-- Begin The data --
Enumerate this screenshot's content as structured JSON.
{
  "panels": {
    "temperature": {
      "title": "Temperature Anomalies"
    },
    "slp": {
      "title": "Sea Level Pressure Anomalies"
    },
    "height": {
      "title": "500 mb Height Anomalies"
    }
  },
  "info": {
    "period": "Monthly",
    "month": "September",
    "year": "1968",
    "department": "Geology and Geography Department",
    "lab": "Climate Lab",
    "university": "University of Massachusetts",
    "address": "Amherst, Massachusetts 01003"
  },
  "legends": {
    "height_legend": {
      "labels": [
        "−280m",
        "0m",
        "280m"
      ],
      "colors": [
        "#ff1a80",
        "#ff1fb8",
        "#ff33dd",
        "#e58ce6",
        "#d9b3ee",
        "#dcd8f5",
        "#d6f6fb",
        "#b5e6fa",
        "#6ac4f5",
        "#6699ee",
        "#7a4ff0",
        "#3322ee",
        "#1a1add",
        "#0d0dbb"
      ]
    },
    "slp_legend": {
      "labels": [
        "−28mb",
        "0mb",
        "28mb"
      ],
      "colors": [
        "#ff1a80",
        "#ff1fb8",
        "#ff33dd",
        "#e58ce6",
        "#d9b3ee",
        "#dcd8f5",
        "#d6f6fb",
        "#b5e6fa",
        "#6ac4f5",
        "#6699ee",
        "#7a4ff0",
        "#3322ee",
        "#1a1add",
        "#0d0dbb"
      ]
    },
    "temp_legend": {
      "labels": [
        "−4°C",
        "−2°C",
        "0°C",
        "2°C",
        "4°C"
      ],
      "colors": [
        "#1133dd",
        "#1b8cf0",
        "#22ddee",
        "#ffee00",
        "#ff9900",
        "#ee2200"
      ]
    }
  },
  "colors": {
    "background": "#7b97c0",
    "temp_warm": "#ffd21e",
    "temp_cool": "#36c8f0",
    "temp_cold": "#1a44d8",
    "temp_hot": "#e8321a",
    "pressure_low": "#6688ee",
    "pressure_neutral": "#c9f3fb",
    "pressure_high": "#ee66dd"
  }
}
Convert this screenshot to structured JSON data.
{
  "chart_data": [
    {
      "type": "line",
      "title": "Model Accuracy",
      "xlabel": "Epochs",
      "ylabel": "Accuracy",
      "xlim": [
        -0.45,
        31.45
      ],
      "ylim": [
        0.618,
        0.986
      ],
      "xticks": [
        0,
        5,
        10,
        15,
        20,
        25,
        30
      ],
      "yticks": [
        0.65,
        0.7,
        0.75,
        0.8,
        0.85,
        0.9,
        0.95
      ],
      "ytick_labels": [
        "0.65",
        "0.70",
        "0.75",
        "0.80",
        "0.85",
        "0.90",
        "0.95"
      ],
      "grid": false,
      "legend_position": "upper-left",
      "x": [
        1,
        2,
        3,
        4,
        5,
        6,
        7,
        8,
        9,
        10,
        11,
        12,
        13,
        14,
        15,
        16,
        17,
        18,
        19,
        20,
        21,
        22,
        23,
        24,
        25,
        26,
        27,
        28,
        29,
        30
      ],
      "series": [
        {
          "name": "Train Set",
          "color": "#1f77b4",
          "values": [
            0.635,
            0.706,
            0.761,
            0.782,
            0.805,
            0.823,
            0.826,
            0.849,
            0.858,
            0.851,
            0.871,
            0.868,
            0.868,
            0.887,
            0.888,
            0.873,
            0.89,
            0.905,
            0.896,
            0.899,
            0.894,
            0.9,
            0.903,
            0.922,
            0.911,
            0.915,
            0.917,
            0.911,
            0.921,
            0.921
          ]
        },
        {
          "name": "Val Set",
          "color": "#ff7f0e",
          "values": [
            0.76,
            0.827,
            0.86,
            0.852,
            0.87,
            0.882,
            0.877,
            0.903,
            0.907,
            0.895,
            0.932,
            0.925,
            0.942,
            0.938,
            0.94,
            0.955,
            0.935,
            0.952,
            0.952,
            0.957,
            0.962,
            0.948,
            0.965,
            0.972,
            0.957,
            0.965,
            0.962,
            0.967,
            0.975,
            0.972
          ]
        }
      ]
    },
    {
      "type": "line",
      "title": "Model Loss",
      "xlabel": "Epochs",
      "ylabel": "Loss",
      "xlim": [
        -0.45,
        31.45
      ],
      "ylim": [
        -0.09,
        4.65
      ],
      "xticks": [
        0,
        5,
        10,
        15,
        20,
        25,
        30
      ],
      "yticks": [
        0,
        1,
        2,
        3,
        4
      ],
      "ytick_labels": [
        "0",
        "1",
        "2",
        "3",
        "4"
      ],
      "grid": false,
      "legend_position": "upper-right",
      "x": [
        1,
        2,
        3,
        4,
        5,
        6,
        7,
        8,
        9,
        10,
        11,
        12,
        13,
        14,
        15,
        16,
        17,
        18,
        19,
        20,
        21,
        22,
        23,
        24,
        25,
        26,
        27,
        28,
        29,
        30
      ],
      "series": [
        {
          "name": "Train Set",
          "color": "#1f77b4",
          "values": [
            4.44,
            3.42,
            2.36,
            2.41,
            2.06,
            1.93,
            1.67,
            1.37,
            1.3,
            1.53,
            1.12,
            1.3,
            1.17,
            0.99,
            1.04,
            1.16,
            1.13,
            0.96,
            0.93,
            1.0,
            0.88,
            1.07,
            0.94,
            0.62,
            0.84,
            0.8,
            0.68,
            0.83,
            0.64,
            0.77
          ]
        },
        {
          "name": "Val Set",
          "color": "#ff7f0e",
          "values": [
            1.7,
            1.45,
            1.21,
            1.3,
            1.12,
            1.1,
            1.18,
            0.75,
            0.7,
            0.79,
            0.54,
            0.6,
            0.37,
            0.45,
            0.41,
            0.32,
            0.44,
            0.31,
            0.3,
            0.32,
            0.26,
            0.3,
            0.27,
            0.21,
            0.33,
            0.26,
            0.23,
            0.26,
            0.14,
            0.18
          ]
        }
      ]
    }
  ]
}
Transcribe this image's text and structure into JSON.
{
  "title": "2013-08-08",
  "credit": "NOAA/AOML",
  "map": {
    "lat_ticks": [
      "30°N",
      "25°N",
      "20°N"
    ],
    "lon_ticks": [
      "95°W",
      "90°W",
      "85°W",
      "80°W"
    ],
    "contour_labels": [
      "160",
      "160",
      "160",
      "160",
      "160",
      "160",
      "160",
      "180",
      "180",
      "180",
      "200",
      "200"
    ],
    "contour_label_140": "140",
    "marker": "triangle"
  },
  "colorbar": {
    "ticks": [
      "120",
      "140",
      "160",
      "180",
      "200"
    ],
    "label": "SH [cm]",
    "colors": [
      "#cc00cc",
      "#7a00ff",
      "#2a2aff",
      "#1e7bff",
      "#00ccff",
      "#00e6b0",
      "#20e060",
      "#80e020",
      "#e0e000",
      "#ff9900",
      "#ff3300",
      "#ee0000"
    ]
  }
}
-- End The data --
Keep only the lines from the one containing "Transcribe this image's" to the end of the entries, and repeat them exactly.

Transcribe this image's text and structure into JSON.
{
  "title": "2013-08-08",
  "credit": "NOAA/AOML",
  "map": {
    "lat_ticks": [
      "30°N",
      "25°N",
      "20°N"
    ],
    "lon_ticks": [
      "95°W",
      "90°W",
      "85°W",
      "80°W"
    ],
    "contour_labels": [
      "160",
      "160",
      "160",
      "160",
      "160",
      "160",
      "160",
      "180",
      "180",
      "180",
      "200",
      "200"
    ],
    "contour_label_140": "140",
    "marker": "triangle"
  },
  "colorbar": {
    "ticks": [
      "120",
      "140",
      "160",
      "180",
      "200"
    ],
    "label": "SH [cm]",
    "colors": [
      "#cc00cc",
      "#7a00ff",
      "#2a2aff",
      "#1e7bff",
      "#00ccff",
      "#00e6b0",
      "#20e060",
      "#80e020",
      "#e0e000",
      "#ff9900",
      "#ff3300",
      "#ee0000"
    ]
  }
}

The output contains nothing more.